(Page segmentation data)
=-=-=-=-=

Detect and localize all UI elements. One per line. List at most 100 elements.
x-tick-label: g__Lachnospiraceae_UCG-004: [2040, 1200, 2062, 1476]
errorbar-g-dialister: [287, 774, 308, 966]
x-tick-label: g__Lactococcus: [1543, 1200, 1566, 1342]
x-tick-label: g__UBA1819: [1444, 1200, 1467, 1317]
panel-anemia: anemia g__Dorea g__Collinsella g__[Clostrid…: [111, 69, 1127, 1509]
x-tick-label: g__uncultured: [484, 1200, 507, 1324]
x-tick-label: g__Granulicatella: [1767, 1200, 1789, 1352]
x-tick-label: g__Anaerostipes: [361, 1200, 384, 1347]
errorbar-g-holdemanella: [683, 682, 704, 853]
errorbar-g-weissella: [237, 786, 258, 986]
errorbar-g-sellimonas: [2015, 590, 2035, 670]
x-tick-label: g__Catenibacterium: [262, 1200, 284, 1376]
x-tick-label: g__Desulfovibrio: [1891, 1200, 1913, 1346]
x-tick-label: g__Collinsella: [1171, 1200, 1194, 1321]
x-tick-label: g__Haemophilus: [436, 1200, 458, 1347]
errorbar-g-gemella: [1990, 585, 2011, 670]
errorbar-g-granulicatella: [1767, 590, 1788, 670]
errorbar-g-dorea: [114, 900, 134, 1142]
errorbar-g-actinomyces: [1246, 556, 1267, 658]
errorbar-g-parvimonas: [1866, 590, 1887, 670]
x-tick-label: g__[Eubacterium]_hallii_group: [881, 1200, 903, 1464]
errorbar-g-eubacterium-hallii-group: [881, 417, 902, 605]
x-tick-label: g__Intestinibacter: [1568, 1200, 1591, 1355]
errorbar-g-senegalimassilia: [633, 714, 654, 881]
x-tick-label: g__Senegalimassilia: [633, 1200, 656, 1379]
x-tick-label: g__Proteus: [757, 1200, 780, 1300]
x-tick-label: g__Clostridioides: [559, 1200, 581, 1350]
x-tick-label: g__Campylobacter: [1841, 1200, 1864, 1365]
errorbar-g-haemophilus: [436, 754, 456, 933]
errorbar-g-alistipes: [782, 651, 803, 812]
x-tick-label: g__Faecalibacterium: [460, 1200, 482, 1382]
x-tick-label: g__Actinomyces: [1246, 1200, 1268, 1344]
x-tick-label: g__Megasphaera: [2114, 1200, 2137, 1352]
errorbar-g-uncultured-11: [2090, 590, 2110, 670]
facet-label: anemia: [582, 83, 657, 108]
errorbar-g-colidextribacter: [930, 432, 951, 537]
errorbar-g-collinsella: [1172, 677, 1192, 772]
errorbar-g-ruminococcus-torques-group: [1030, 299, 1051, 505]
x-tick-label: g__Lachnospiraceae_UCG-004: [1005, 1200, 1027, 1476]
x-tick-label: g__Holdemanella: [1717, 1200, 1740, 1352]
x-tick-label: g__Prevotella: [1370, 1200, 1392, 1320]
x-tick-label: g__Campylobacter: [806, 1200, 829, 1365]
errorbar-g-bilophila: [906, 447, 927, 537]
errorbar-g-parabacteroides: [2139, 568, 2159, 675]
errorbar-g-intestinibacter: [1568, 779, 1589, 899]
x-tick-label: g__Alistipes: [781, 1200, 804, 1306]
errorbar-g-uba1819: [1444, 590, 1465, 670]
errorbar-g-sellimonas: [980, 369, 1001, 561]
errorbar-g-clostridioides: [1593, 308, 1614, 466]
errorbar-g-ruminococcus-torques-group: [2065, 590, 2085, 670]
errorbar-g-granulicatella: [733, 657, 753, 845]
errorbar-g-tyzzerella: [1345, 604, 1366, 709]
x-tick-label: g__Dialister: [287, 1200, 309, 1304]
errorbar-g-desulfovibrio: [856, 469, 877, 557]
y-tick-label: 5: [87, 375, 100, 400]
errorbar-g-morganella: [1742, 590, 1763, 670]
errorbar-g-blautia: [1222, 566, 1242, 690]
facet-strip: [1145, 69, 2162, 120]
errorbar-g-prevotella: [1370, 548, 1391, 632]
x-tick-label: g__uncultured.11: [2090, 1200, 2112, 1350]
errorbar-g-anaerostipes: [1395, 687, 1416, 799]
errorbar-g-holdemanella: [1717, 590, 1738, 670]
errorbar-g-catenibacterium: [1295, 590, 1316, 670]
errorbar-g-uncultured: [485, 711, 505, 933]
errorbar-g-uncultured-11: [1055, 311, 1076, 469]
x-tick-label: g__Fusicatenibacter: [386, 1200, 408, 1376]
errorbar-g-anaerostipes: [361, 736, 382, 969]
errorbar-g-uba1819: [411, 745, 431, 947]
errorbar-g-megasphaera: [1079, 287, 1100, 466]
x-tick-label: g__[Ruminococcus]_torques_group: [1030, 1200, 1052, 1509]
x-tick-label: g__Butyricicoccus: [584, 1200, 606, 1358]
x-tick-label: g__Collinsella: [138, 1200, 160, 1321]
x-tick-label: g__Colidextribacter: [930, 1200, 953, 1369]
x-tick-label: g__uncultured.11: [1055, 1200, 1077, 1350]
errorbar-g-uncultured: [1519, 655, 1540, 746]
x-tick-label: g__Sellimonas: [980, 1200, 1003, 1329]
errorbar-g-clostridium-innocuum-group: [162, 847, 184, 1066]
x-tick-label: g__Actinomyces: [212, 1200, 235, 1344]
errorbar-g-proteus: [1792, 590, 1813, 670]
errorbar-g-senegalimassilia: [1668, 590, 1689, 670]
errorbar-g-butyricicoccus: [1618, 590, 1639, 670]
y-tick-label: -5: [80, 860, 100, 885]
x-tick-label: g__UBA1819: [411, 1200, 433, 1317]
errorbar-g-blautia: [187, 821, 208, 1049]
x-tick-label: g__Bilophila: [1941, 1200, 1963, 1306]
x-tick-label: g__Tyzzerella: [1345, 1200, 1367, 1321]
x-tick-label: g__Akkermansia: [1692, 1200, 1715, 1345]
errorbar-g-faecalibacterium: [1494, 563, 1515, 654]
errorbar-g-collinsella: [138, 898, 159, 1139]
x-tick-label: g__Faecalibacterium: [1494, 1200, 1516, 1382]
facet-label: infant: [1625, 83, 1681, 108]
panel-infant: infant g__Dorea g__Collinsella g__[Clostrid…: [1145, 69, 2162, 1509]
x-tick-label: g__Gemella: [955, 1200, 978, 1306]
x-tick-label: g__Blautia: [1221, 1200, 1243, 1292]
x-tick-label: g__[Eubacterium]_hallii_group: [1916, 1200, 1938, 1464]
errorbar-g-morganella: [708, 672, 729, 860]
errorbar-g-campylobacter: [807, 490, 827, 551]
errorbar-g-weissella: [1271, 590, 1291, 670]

=-=-=-=-=

Your task is to repeat the data exactly; please include every line.

* [SOLUTION FOR THIS PROBLEM]:
Detect and localize all UI elements. One per line. List at most 100 elements.
x-tick-label: g__Lachnospiraceae_UCG-004: [2040, 1200, 2062, 1476]
errorbar-g-dialister: [287, 774, 308, 966]
x-tick-label: g__Lactococcus: [1543, 1200, 1566, 1342]
x-tick-label: g__UBA1819: [1444, 1200, 1467, 1317]
panel-anemia: anemia g__Dorea g__Collinsella g__[Clostrid…: [111, 69, 1127, 1509]
x-tick-label: g__uncultured: [484, 1200, 507, 1324]
x-tick-label: g__Granulicatella: [1767, 1200, 1789, 1352]
x-tick-label: g__Anaerostipes: [361, 1200, 384, 1347]
errorbar-g-holdemanella: [683, 682, 704, 853]
errorbar-g-weissella: [237, 786, 258, 986]
errorbar-g-sellimonas: [2015, 590, 2035, 670]
x-tick-label: g__Catenibacterium: [262, 1200, 284, 1376]
x-tick-label: g__Desulfovibrio: [1891, 1200, 1913, 1346]
x-tick-label: g__Collinsella: [1171, 1200, 1194, 1321]
x-tick-label: g__Haemophilus: [436, 1200, 458, 1347]
errorbar-g-gemella: [1990, 585, 2011, 670]
errorbar-g-granulicatella: [1767, 590, 1788, 670]
errorbar-g-dorea: [114, 900, 134, 1142]
errorbar-g-actinomyces: [1246, 556, 1267, 658]
errorbar-g-parvimonas: [1866, 590, 1887, 670]
x-tick-label: g__[Eubacterium]_hallii_group: [881, 1200, 903, 1464]
errorbar-g-eubacterium-hallii-group: [881, 417, 902, 605]
x-tick-label: g__Intestinibacter: [1568, 1200, 1591, 1355]
errorbar-g-senegalimassilia: [633, 714, 654, 881]
x-tick-label: g__Senegalimassilia: [633, 1200, 656, 1379]
x-tick-label: g__Proteus: [757, 1200, 780, 1300]
x-tick-label: g__Clostridioides: [559, 1200, 581, 1350]
x-tick-label: g__Campylobacter: [1841, 1200, 1864, 1365]
errorbar-g-haemophilus: [436, 754, 456, 933]
errorbar-g-alistipes: [782, 651, 803, 812]
x-tick-label: g__Faecalibacterium: [460, 1200, 482, 1382]
x-tick-label: g__Actinomyces: [1246, 1200, 1268, 1344]
x-tick-label: g__Megasphaera: [2114, 1200, 2137, 1352]
errorbar-g-uncultured-11: [2090, 590, 2110, 670]
facet-label: anemia: [582, 83, 657, 108]
errorbar-g-colidextribacter: [930, 432, 951, 537]
errorbar-g-collinsella: [1172, 677, 1192, 772]
errorbar-g-ruminococcus-torques-group: [1030, 299, 1051, 505]
x-tick-label: g__Lachnospiraceae_UCG-004: [1005, 1200, 1027, 1476]
x-tick-label: g__Holdemanella: [1717, 1200, 1740, 1352]
x-tick-label: g__Prevotella: [1370, 1200, 1392, 1320]
x-tick-label: g__Campylobacter: [806, 1200, 829, 1365]
errorbar-g-bilophila: [906, 447, 927, 537]
errorbar-g-parabacteroides: [2139, 568, 2159, 675]
errorbar-g-intestinibacter: [1568, 779, 1589, 899]
x-tick-label: g__Alistipes: [781, 1200, 804, 1306]
errorbar-g-uba1819: [1444, 590, 1465, 670]
errorbar-g-sellimonas: [980, 369, 1001, 561]
errorbar-g-clostridioides: [1593, 308, 1614, 466]
errorbar-g-ruminococcus-torques-group: [2065, 590, 2085, 670]
errorbar-g-granulicatella: [733, 657, 753, 845]
errorbar-g-tyzzerella: [1345, 604, 1366, 709]
x-tick-label: g__Dialister: [287, 1200, 309, 1304]
errorbar-g-desulfovibrio: [856, 469, 877, 557]
y-tick-label: 5: [87, 375, 100, 400]
errorbar-g-morganella: [1742, 590, 1763, 670]
errorbar-g-blautia: [1222, 566, 1242, 690]
facet-strip: [1145, 69, 2162, 120]
errorbar-g-prevotella: [1370, 548, 1391, 632]
x-tick-label: g__uncultured.11: [2090, 1200, 2112, 1350]
errorbar-g-anaerostipes: [1395, 687, 1416, 799]
errorbar-g-holdemanella: [1717, 590, 1738, 670]
errorbar-g-catenibacterium: [1295, 590, 1316, 670]
errorbar-g-uncultured: [485, 711, 505, 933]
errorbar-g-uncultured-11: [1055, 311, 1076, 469]
x-tick-label: g__Fusicatenibacter: [386, 1200, 408, 1376]
errorbar-g-anaerostipes: [361, 736, 382, 969]
errorbar-g-uba1819: [411, 745, 431, 947]
errorbar-g-megasphaera: [1079, 287, 1100, 466]
x-tick-label: g__[Ruminococcus]_torques_group: [1030, 1200, 1052, 1509]
x-tick-label: g__Butyricicoccus: [584, 1200, 606, 1358]
x-tick-label: g__Collinsella: [138, 1200, 160, 1321]
x-tick-label: g__Colidextribacter: [930, 1200, 953, 1369]
x-tick-label: g__uncultured.11: [1055, 1200, 1077, 1350]
errorbar-g-uncultured: [1519, 655, 1540, 746]
x-tick-label: g__Sellimonas: [980, 1200, 1003, 1329]
errorbar-g-clostridium-innocuum-group: [162, 847, 184, 1066]
x-tick-label: g__Actinomyces: [212, 1200, 235, 1344]
errorbar-g-proteus: [1792, 590, 1813, 670]
errorbar-g-senegalimassilia: [1668, 590, 1689, 670]
errorbar-g-butyricicoccus: [1618, 590, 1639, 670]
y-tick-label: -5: [80, 860, 100, 885]
x-tick-label: g__UBA1819: [411, 1200, 433, 1317]
errorbar-g-blautia: [187, 821, 208, 1049]
x-tick-label: g__Bilophila: [1941, 1200, 1963, 1306]
x-tick-label: g__Tyzzerella: [1345, 1200, 1367, 1321]
x-tick-label: g__Akkermansia: [1692, 1200, 1715, 1345]
errorbar-g-faecalibacterium: [1494, 563, 1515, 654]
errorbar-g-collinsella: [138, 898, 159, 1139]
x-tick-label: g__Faecalibacterium: [1494, 1200, 1516, 1382]
facet-label: infant: [1625, 83, 1681, 108]
panel-infant: infant g__Dorea g__Collinsella g__[Clostrid…: [1145, 69, 2162, 1509]
x-tick-label: g__Gemella: [955, 1200, 978, 1306]
x-tick-label: g__Blautia: [1221, 1200, 1243, 1292]
x-tick-label: g__[Eubacterium]_hallii_group: [1916, 1200, 1938, 1464]
errorbar-g-morganella: [708, 672, 729, 860]
errorbar-g-campylobacter: [807, 490, 827, 551]
errorbar-g-weissella: [1271, 590, 1291, 670]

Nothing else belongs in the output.